(Stored data entries)

▼▼▼

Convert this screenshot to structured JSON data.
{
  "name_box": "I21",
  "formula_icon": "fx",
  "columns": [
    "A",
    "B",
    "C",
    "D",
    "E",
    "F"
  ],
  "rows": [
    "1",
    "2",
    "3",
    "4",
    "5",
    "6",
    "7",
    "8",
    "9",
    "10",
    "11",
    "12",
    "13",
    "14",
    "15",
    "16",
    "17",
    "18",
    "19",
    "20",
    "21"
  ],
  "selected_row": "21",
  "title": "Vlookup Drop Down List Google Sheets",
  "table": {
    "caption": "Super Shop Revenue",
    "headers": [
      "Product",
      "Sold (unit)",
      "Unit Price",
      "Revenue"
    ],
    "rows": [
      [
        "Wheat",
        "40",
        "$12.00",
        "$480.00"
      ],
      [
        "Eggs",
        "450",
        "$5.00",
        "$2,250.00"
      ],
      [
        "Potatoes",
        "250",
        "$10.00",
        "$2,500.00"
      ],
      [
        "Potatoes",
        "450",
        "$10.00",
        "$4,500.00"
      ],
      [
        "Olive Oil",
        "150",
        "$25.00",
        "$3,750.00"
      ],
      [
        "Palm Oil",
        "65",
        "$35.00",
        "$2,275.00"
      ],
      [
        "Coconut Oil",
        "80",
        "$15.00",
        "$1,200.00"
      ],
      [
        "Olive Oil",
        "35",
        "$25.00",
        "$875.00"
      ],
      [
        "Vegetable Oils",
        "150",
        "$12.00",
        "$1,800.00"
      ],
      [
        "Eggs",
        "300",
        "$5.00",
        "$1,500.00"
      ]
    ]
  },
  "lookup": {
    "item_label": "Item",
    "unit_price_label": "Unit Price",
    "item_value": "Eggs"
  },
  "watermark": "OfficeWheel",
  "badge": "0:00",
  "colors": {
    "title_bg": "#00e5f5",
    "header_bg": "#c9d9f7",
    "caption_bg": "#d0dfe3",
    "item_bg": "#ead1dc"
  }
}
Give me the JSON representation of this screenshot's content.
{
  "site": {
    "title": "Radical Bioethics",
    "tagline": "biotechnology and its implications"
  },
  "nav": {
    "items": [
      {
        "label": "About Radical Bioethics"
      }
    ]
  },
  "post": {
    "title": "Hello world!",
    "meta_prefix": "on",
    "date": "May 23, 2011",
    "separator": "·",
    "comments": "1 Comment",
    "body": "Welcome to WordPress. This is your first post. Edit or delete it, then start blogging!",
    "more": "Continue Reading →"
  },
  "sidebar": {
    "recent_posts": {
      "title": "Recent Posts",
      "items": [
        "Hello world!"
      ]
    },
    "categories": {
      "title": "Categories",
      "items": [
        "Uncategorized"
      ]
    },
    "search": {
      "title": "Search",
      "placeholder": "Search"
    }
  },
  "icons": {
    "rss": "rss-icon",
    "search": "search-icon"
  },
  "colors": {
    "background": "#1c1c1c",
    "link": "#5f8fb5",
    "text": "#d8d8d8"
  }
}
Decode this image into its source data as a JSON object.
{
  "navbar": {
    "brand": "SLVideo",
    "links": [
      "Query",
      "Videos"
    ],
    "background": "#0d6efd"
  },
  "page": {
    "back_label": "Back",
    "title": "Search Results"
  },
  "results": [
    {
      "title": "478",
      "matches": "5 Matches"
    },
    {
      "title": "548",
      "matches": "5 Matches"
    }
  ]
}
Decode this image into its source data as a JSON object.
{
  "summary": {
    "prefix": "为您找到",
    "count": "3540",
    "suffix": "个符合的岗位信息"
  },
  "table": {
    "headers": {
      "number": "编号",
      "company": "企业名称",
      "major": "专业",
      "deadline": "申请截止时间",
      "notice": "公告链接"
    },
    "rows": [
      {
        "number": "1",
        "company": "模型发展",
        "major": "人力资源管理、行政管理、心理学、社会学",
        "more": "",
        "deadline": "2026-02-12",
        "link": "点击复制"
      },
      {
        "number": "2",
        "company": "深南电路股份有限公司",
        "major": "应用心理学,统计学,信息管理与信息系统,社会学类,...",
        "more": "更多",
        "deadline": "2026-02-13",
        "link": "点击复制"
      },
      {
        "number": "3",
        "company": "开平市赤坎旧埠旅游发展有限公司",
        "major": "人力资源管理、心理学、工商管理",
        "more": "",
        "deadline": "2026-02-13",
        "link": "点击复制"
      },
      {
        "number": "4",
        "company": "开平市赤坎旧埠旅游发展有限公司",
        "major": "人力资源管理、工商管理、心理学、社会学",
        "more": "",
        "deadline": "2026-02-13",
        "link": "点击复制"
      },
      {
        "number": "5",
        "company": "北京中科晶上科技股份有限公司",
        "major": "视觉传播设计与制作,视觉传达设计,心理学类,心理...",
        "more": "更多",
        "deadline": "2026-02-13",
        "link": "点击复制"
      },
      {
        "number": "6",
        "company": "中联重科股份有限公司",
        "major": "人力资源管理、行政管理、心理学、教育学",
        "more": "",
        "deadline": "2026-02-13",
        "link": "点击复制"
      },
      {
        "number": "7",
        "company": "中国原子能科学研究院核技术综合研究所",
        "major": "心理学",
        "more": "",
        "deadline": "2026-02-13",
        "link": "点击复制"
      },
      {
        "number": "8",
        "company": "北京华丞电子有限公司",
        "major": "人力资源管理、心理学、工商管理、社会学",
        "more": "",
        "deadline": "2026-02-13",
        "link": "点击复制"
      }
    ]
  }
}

▲▲▲

- **Problem description**:
Please output the entire listing exactly as it stands.

- **Answer to this exercise**:
Convert this screenshot to structured JSON data.
{
  "name_box": "I21",
  "formula_icon": "fx",
  "columns": [
    "A",
    "B",
    "C",
    "D",
    "E",
    "F"
  ],
  "rows": [
    "1",
    "2",
    "3",
    "4",
    "5",
    "6",
    "7",
    "8",
    "9",
    "10",
    "11",
    "12",
    "13",
    "14",
    "15",
    "16",
    "17",
    "18",
    "19",
    "20",
    "21"
  ],
  "selected_row": "21",
  "title": "Vlookup Drop Down List Google Sheets",
  "table": {
    "caption": "Super Shop Revenue",
    "headers": [
      "Product",
      "Sold (unit)",
      "Unit Price",
      "Revenue"
    ],
    "rows": [
      [
        "Wheat",
        "40",
        "$12.00",
        "$480.00"
      ],
      [
        "Eggs",
        "450",
        "$5.00",
        "$2,250.00"
      ],
      [
        "Potatoes",
        "250",
        "$10.00",
        "$2,500.00"
      ],
      [
        "Potatoes",
        "450",
        "$10.00",
        "$4,500.00"
      ],
      [
        "Olive Oil",
        "150",
        "$25.00",
        "$3,750.00"
      ],
      [
        "Palm Oil",
        "65",
        "$35.00",
        "$2,275.00"
      ],
      [
        "Coconut Oil",
        "80",
        "$15.00",
        "$1,200.00"
      ],
      [
        "Olive Oil",
        "35",
        "$25.00",
        "$875.00"
      ],
      [
        "Vegetable Oils",
        "150",
        "$12.00",
        "$1,800.00"
      ],
      [
        "Eggs",
        "300",
        "$5.00",
        "$1,500.00"
      ]
    ]
  },
  "lookup": {
    "item_label": "Item",
    "unit_price_label": "Unit Price",
    "item_value": "Eggs"
  },
  "watermark": "OfficeWheel",
  "badge": "0:00",
  "colors": {
    "title_bg": "#00e5f5",
    "header_bg": "#c9d9f7",
    "caption_bg": "#d0dfe3",
    "item_bg": "#ead1dc"
  }
}
Give me the JSON representation of this screenshot's content.
{
  "site": {
    "title": "Radical Bioethics",
    "tagline": "biotechnology and its implications"
  },
  "nav": {
    "items": [
      {
        "label": "About Radical Bioethics"
      }
    ]
  },
  "post": {
    "title": "Hello world!",
    "meta_prefix": "on",
    "date": "May 23, 2011",
    "separator": "·",
    "comments": "1 Comment",
    "body": "Welcome to WordPress. This is your first post. Edit or delete it, then start blogging!",
    "more": "Continue Reading →"
  },
  "sidebar": {
    "recent_posts": {
      "title": "Recent Posts",
      "items": [
        "Hello world!"
      ]
    },
    "categories": {
      "title": "Categories",
      "items": [
        "Uncategorized"
      ]
    },
    "search": {
      "title": "Search",
      "placeholder": "Search"
    }
  },
  "icons": {
    "rss": "rss-icon",
    "search": "search-icon"
  },
  "colors": {
    "background": "#1c1c1c",
    "link": "#5f8fb5",
    "text": "#d8d8d8"
  }
}
Decode this image into its source data as a JSON object.
{
  "navbar": {
    "brand": "SLVideo",
    "links": [
      "Query",
      "Videos"
    ],
    "background": "#0d6efd"
  },
  "page": {
    "back_label": "Back",
    "title": "Search Results"
  },
  "results": [
    {
      "title": "478",
      "matches": "5 Matches"
    },
    {
      "title": "548",
      "matches": "5 Matches"
    }
  ]
}
Decode this image into its source data as a JSON object.
{
  "summary": {
    "prefix": "为您找到",
    "count": "3540",
    "suffix": "个符合的岗位信息"
  },
  "table": {
    "headers": {
      "number": "编号",
      "company": "企业名称",
      "major": "专业",
      "deadline": "申请截止时间",
      "notice": "公告链接"
    },
    "rows": [
      {
        "number": "1",
        "company": "模型发展",
        "major": "人力资源管理、行政管理、心理学、社会学",
        "more": "",
        "deadline": "2026-02-12",
        "link": "点击复制"
      },
      {
        "number": "2",
        "company": "深南电路股份有限公司",
        "major": "应用心理学,统计学,信息管理与信息系统,社会学类,...",
        "more": "更多",
        "deadline": "2026-02-13",
        "link": "点击复制"
      },
      {
        "number": "3",
        "company": "开平市赤坎旧埠旅游发展有限公司",
        "major": "人力资源管理、心理学、工商管理",
        "more": "",
        "deadline": "2026-02-13",
        "link": "点击复制"
      },
      {
        "number": "4",
        "company": "开平市赤坎旧埠旅游发展有限公司",
        "major": "人力资源管理、工商管理、心理学、社会学",
        "more": "",
        "deadline": "2026-02-13",
        "link": "点击复制"
      },
      {
        "number": "5",
        "company": "北京中科晶上科技股份有限公司",
        "major": "视觉传播设计与制作,视觉传达设计,心理学类,心理...",
        "more": "更多",
        "deadline": "2026-02-13",
        "link": "点击复制"
      },
      {
        "number": "6",
        "company": "中联重科股份有限公司",
        "major": "人力资源管理、行政管理、心理学、教育学",
        "more": "",
        "deadline": "2026-02-13",
        "link": "点击复制"
      },
      {
        "number": "7",
        "company": "中国原子能科学研究院核技术综合研究所",
        "major": "心理学",
        "more": "",
        "deadline": "2026-02-13",
        "link": "点击复制"
      },
      {
        "number": "8",
        "company": "北京华丞电子有限公司",
        "major": "人力资源管理、心理学、工商管理、社会学",
        "more": "",
        "deadline": "2026-02-13",
        "link": "点击复制"
      }
    ]
  }
}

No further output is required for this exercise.